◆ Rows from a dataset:
- - - - -
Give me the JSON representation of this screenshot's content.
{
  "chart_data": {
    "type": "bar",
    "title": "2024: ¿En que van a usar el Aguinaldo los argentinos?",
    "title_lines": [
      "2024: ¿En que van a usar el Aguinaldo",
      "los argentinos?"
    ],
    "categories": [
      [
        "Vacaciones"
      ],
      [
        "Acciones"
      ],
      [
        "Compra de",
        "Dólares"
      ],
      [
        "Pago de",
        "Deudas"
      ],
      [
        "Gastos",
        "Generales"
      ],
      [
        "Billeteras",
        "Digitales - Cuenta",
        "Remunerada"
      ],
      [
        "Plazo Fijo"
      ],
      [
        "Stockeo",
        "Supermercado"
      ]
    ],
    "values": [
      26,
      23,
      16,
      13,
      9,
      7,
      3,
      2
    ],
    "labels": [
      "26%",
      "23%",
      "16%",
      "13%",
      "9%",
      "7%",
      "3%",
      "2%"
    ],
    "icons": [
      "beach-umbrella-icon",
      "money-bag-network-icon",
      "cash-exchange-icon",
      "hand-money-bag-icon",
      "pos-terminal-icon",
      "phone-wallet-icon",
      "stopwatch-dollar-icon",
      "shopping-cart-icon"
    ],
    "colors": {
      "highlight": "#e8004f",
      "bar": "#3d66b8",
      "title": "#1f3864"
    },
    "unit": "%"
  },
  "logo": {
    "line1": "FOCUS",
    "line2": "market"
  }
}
- - - - -
From the listing above, reproduce all the lines exactly.

◆ Exercise solution:
Give me the JSON representation of this screenshot's content.
{
  "chart_data": {
    "type": "bar",
    "title": "2024: ¿En que van a usar el Aguinaldo los argentinos?",
    "title_lines": [
      "2024: ¿En que van a usar el Aguinaldo",
      "los argentinos?"
    ],
    "categories": [
      [
        "Vacaciones"
      ],
      [
        "Acciones"
      ],
      [
        "Compra de",
        "Dólares"
      ],
      [
        "Pago de",
        "Deudas"
      ],
      [
        "Gastos",
        "Generales"
      ],
      [
        "Billeteras",
        "Digitales - Cuenta",
        "Remunerada"
      ],
      [
        "Plazo Fijo"
      ],
      [
        "Stockeo",
        "Supermercado"
      ]
    ],
    "values": [
      26,
      23,
      16,
      13,
      9,
      7,
      3,
      2
    ],
    "labels": [
      "26%",
      "23%",
      "16%",
      "13%",
      "9%",
      "7%",
      "3%",
      "2%"
    ],
    "icons": [
      "beach-umbrella-icon",
      "money-bag-network-icon",
      "cash-exchange-icon",
      "hand-money-bag-icon",
      "pos-terminal-icon",
      "phone-wallet-icon",
      "stopwatch-dollar-icon",
      "shopping-cart-icon"
    ],
    "colors": {
      "highlight": "#e8004f",
      "bar": "#3d66b8",
      "title": "#1f3864"
    },
    "unit": "%"
  },
  "logo": {
    "line1": "FOCUS",
    "line2": "market"
  }
}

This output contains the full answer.